- _Stated task_
Exactly as written, retype the listing below, omitting the pictures.

[Rows from a dataset]
################

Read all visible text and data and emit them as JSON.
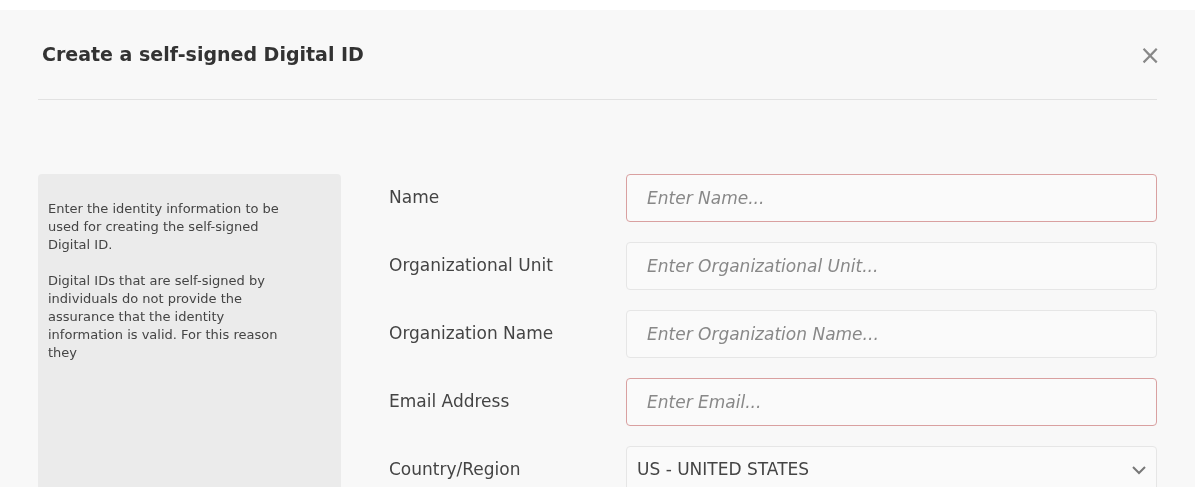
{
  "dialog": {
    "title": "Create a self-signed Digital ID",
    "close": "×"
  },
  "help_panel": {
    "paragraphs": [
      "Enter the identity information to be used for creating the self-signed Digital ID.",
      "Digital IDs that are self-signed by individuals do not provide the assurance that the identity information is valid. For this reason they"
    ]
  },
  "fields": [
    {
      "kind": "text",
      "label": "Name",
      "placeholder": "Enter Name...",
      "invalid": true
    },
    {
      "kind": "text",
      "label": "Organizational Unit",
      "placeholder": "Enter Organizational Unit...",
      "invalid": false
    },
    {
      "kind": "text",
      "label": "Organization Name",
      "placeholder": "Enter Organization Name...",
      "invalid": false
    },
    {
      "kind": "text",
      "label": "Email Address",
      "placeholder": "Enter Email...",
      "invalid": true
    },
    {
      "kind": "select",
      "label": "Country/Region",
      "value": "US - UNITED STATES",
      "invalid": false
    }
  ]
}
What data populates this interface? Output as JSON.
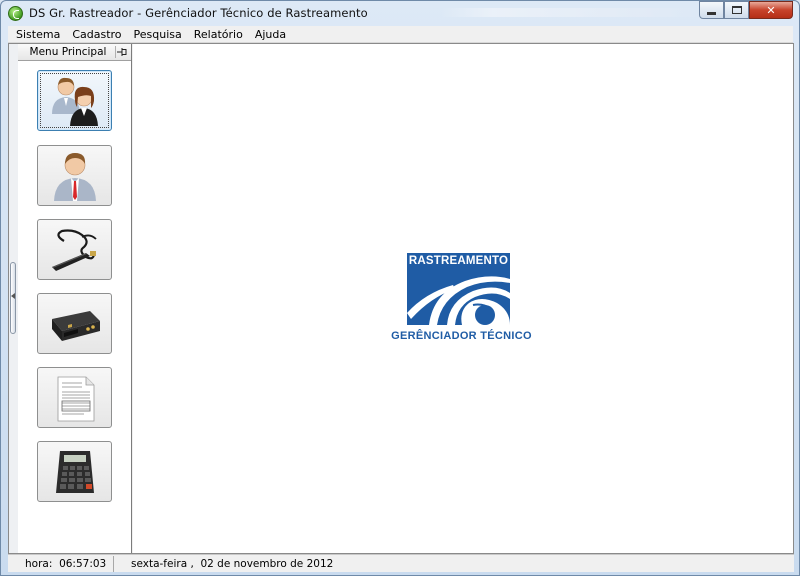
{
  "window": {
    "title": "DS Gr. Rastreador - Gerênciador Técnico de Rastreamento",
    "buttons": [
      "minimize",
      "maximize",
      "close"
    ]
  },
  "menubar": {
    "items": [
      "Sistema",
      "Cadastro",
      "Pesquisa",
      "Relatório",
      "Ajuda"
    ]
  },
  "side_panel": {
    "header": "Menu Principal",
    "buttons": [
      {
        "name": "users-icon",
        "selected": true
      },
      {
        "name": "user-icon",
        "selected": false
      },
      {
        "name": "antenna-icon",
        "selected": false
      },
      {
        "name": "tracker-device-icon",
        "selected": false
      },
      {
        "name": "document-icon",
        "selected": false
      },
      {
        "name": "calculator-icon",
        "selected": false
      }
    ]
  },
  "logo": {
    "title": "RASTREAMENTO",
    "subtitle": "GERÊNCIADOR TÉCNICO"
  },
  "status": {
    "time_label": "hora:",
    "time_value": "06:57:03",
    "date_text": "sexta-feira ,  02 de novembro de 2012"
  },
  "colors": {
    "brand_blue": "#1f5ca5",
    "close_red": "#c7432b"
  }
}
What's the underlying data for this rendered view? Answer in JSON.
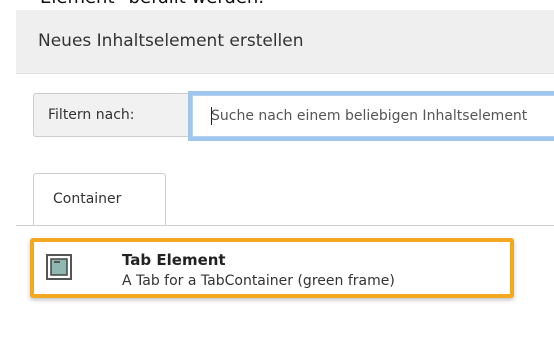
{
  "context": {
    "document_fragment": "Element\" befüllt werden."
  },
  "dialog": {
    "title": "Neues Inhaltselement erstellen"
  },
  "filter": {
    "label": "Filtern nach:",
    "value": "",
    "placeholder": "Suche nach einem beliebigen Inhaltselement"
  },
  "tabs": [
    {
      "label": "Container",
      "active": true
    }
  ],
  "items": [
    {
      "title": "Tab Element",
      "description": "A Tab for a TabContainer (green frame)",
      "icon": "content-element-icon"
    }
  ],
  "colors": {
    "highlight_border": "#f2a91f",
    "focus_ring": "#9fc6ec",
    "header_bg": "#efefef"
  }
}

################

- _Problem solution_
Read all visible text and data and emit them as JSON.
{
  "dialog": {
    "title": "Create a self-signed Digital ID",
    "close": "×"
  },
  "help_panel": {
    "paragraphs": [
      "Enter the identity information to be used for creating the self-signed Digital ID.",
      "Digital IDs that are self-signed by individuals do not provide the assurance that the identity information is valid. For this reason they"
    ]
  },
  "fields": [
    {
      "kind": "text",
      "label": "Name",
      "placeholder": "Enter Name...",
      "invalid": true
    },
    {
      "kind": "text",
      "label": "Organizational Unit",
      "placeholder": "Enter Organizational Unit...",
      "invalid": false
    },
    {
      "kind": "text",
      "label": "Organization Name",
      "placeholder": "Enter Organization Name...",
      "invalid": false
    },
    {
      "kind": "text",
      "label": "Email Address",
      "placeholder": "Enter Email...",
      "invalid": true
    },
    {
      "kind": "select",
      "label": "Country/Region",
      "value": "US - UNITED STATES",
      "invalid": false
    }
  ]
}
What data populates this interface? Output as JSON.
{
  "window": {
    "title": "DS Gr. Rastreador - Gerênciador Técnico de Rastreamento",
    "buttons": [
      "minimize",
      "maximize",
      "close"
    ]
  },
  "menubar": {
    "items": [
      "Sistema",
      "Cadastro",
      "Pesquisa",
      "Relatório",
      "Ajuda"
    ]
  },
  "side_panel": {
    "header": "Menu Principal",
    "buttons": [
      {
        "name": "users-icon",
        "selected": true
      },
      {
        "name": "user-icon",
        "selected": false
      },
      {
        "name": "antenna-icon",
        "selected": false
      },
      {
        "name": "tracker-device-icon",
        "selected": false
      },
      {
        "name": "document-icon",
        "selected": false
      },
      {
        "name": "calculator-icon",
        "selected": false
      }
    ]
  },
  "logo": {
    "title": "RASTREAMENTO",
    "subtitle": "GERÊNCIADOR TÉCNICO"
  },
  "status": {
    "time_label": "hora:",
    "time_value": "06:57:03",
    "date_text": "sexta-feira ,  02 de novembro de 2012"
  },
  "colors": {
    "brand_blue": "#1f5ca5",
    "close_red": "#c7432b"
  }
}
What's the underlying data for this rendered view? Answer in JSON.
{
  "context": {
    "document_fragment": "Element\" befüllt werden."
  },
  "dialog": {
    "title": "Neues Inhaltselement erstellen"
  },
  "filter": {
    "label": "Filtern nach:",
    "value": "",
    "placeholder": "Suche nach einem beliebigen Inhaltselement"
  },
  "tabs": [
    {
      "label": "Container",
      "active": true
    }
  ],
  "items": [
    {
      "title": "Tab Element",
      "description": "A Tab for a TabContainer (green frame)",
      "icon": "content-element-icon"
    }
  ],
  "colors": {
    "highlight_border": "#f2a91f",
    "focus_ring": "#9fc6ec",
    "header_bg": "#efefef"
  }
}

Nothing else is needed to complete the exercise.